(YOUR TASK)
What follows is a set of entries. Repeat them exactly, but not their pictures.

>>

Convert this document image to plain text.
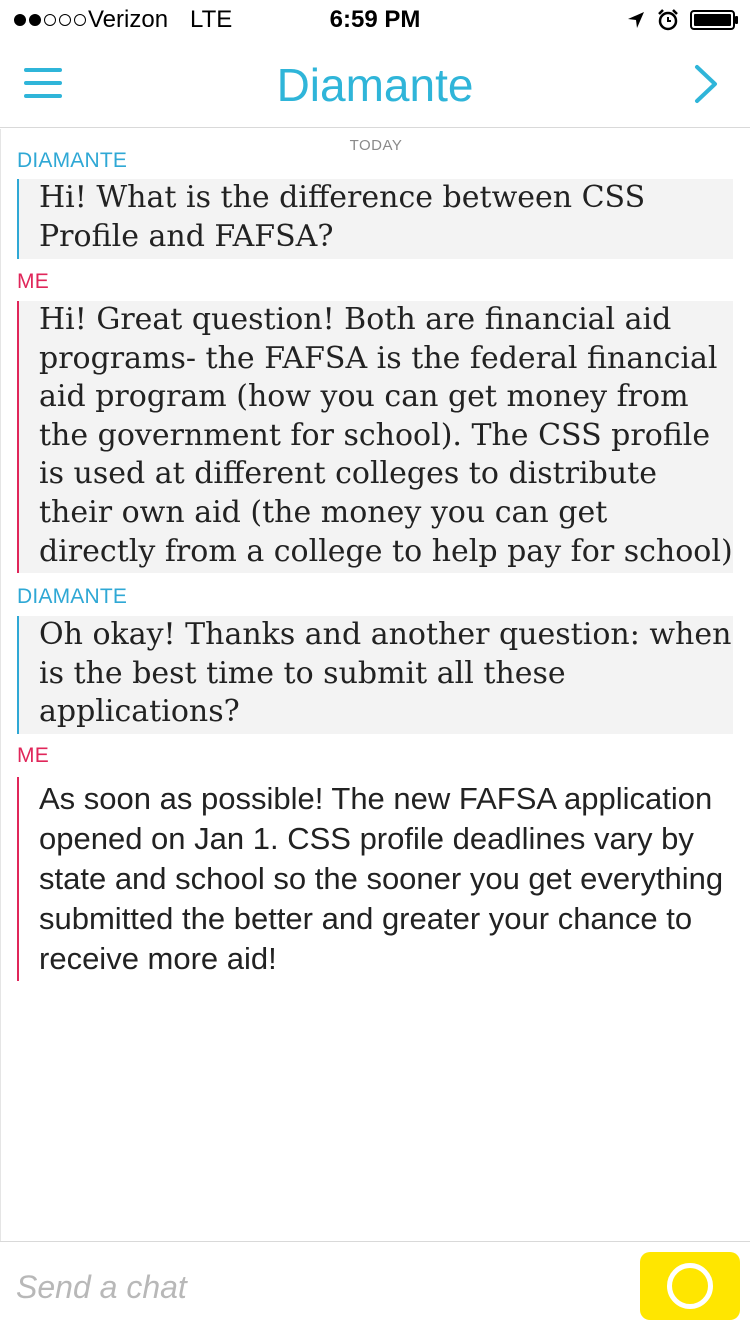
Verizon LTE	6:59 PM
Diamante
TODAY
DIAMANTE
Hi! What is the difference between CSS Profile and FAFSA?
ME
Hi! Great question! Both are financial aid programs- the FAFSA is the federal financial aid program (how you can get money from the government for school). The CSS profile is used at different colleges to distribute their own aid (the money you can get directly from a college to help pay for school)
DIAMANTE
Oh okay! Thanks and another question: when is the best time to submit all these applications?
ME
As soon as possible! The new FAFSA application opened on Jan 1. CSS profile deadlines vary by state and school so the sooner you get everything submitted the better and greater your chance to receive more aid!
Send a chat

<<

(COMPLETE OUTPUT)
Convert this document image to plain text.
Verizon LTE	6:59 PM
Diamante
TODAY
DIAMANTE
Hi! What is the difference between CSS Profile and FAFSA?
ME
Hi! Great question! Both are financial aid programs- the FAFSA is the federal financial aid program (how you can get money from the government for school). The CSS profile is used at different colleges to distribute their own aid (the money you can get directly from a college to help pay for school)
DIAMANTE
Oh okay! Thanks and another question: when is the best time to submit all these applications?
ME
As soon as possible! The new FAFSA application opened on Jan 1. CSS profile deadlines vary by state and school so the sooner you get everything submitted the better and greater your chance to receive more aid!
Send a chat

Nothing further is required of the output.